--- START OF Entries supplied ---

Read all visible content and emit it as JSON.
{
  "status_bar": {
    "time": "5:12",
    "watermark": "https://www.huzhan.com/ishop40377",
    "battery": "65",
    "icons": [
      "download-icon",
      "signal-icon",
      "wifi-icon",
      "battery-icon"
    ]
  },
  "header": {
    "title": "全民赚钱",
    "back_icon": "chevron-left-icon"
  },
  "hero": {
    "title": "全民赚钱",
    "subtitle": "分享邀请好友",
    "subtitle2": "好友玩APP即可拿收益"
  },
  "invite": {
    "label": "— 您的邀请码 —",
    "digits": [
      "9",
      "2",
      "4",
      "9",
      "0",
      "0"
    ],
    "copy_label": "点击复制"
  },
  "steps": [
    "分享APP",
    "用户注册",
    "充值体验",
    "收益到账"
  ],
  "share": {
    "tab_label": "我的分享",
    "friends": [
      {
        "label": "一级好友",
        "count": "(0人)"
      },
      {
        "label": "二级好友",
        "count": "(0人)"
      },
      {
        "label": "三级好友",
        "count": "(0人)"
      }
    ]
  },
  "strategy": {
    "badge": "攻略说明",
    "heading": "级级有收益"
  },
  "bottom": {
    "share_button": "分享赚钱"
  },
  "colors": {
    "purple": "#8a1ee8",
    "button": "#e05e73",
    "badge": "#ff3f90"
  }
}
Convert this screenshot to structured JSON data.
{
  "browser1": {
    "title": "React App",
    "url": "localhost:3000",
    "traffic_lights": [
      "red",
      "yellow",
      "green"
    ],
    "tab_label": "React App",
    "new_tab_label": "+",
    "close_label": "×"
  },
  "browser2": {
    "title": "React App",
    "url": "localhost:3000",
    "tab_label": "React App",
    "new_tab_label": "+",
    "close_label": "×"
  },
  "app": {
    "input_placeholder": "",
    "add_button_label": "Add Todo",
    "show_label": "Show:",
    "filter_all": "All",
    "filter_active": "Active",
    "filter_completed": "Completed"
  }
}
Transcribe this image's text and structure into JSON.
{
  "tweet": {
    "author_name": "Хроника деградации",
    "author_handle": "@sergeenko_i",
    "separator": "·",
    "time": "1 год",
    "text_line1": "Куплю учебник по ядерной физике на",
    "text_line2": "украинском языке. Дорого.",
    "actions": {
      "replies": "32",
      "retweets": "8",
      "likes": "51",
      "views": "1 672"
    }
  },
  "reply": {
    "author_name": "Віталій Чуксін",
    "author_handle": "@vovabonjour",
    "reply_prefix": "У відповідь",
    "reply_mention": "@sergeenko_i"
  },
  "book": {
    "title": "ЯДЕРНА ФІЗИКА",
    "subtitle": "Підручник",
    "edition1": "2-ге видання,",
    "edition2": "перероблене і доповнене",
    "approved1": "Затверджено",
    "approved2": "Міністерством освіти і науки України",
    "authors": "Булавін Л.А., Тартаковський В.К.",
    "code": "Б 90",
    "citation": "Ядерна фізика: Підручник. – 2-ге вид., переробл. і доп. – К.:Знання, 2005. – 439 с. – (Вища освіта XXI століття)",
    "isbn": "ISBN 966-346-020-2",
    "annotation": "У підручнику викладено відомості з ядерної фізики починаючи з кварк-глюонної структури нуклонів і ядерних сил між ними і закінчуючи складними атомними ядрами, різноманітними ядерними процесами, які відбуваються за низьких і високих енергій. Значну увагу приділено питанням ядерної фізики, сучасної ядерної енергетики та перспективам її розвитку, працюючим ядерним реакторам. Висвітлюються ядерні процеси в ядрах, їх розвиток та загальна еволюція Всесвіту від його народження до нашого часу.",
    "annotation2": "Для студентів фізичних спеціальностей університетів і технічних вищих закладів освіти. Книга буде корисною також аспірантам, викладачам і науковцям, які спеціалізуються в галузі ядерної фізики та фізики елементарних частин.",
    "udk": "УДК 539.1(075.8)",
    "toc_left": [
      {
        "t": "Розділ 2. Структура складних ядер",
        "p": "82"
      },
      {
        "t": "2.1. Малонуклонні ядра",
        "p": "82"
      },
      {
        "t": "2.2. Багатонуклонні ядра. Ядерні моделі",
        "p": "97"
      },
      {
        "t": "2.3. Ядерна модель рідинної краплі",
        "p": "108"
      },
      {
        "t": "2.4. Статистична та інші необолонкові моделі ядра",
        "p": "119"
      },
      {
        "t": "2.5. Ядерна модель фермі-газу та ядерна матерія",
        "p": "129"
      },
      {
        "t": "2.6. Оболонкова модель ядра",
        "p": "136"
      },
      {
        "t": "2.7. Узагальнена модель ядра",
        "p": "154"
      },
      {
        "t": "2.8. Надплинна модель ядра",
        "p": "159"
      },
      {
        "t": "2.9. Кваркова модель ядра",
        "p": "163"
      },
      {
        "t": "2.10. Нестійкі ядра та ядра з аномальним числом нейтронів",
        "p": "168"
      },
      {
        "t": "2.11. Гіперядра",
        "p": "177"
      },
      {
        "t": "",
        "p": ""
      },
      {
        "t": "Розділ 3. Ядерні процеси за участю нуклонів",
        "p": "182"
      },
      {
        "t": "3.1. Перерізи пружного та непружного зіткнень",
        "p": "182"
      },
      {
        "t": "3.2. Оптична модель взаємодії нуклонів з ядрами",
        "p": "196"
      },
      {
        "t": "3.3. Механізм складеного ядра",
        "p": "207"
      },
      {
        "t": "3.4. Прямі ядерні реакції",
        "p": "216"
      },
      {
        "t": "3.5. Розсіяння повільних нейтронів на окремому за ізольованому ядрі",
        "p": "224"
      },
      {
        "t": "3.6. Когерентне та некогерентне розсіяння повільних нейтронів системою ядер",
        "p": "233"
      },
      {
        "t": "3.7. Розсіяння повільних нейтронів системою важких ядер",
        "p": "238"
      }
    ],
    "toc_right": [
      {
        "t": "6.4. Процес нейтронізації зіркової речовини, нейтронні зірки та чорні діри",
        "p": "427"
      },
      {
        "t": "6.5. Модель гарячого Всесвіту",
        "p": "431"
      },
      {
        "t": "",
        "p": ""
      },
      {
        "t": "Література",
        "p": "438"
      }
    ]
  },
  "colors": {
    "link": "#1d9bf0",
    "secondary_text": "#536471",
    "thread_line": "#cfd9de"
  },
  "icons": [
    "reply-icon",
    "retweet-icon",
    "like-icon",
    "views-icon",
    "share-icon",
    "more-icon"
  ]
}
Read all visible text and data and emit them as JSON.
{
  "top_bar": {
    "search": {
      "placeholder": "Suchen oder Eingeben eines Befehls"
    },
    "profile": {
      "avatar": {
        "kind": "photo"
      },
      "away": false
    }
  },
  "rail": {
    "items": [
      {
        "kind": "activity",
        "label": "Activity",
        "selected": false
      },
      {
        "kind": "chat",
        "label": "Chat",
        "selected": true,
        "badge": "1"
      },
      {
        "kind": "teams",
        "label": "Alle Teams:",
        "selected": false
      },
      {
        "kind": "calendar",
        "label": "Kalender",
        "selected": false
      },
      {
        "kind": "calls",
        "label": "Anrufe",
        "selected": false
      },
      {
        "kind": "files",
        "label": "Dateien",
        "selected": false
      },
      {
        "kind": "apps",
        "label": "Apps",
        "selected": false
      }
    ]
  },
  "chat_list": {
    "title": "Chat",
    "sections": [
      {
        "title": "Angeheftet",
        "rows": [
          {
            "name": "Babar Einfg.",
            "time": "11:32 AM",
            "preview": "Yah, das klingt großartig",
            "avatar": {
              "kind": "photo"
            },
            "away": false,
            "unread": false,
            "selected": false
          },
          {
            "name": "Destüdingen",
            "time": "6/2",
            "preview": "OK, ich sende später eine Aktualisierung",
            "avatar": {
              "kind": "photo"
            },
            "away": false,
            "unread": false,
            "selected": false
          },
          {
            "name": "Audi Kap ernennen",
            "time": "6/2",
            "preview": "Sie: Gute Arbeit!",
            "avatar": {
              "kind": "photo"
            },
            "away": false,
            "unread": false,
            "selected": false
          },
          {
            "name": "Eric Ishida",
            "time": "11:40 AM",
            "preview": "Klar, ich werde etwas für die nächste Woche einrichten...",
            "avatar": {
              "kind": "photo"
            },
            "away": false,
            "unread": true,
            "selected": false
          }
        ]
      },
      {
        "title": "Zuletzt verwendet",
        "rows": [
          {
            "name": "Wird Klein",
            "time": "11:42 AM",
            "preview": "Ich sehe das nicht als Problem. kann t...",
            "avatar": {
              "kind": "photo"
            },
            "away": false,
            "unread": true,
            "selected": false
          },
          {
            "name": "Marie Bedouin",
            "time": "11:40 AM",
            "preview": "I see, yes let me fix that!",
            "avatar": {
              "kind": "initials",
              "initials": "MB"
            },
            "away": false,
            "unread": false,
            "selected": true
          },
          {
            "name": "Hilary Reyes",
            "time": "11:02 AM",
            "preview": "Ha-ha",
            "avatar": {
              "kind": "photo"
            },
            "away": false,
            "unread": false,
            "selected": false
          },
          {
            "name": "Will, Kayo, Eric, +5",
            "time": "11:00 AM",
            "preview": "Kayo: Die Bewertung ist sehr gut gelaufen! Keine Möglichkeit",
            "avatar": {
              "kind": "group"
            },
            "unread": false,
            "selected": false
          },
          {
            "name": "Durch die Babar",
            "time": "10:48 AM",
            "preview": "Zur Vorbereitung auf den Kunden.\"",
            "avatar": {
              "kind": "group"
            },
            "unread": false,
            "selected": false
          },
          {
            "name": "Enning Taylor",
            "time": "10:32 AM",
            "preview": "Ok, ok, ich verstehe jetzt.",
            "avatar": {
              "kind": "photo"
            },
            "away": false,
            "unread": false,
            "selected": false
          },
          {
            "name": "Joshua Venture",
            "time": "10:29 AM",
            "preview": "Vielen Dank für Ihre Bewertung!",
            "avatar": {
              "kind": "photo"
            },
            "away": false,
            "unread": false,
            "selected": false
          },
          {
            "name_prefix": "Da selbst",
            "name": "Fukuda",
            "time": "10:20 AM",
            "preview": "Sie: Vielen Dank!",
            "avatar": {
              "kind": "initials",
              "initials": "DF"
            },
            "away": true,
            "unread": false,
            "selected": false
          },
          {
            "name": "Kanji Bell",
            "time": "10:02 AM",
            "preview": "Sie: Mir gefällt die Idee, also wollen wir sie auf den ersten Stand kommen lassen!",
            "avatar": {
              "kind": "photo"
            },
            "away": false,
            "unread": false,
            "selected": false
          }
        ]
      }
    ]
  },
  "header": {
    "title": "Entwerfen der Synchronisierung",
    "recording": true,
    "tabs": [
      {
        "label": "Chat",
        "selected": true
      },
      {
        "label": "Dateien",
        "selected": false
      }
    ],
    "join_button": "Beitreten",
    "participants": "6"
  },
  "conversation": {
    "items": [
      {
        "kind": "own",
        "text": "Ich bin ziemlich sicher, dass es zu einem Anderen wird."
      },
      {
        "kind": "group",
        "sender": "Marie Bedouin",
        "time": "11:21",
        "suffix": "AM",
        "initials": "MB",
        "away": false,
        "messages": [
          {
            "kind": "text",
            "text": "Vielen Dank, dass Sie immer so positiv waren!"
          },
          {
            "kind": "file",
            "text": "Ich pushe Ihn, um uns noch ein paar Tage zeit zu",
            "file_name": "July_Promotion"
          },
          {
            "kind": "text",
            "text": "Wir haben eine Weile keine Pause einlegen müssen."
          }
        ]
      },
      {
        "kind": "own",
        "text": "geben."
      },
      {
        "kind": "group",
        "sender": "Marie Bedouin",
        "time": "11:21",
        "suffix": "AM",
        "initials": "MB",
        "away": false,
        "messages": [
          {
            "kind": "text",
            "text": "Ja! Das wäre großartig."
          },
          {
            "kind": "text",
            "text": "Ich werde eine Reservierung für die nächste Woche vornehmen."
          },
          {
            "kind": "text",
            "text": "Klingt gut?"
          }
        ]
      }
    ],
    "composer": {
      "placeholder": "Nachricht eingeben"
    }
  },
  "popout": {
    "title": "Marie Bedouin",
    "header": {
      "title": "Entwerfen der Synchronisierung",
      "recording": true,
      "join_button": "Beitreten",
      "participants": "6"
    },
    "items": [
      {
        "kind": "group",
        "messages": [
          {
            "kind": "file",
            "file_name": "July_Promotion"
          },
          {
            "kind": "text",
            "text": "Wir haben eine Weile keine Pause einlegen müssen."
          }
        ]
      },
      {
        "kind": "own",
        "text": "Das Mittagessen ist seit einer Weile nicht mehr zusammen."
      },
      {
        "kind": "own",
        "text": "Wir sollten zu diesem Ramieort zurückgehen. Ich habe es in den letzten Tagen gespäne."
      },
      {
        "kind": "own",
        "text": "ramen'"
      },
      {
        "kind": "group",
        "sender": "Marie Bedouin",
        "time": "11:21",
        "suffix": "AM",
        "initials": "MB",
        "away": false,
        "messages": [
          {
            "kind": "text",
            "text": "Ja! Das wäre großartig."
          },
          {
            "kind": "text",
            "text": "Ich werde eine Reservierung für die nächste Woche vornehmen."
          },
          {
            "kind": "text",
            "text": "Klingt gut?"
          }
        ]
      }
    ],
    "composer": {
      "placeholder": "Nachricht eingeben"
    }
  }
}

--- END OF Entries supplied ---

» **The task**: Find all lines with "dass" in them and copy each one.

» **Expected answer**:
        "text": "Ich bin ziemlich sicher, dass es zu einem Anderen wird."
            "text": "Vielen Dank, dass Sie immer so positiv waren!"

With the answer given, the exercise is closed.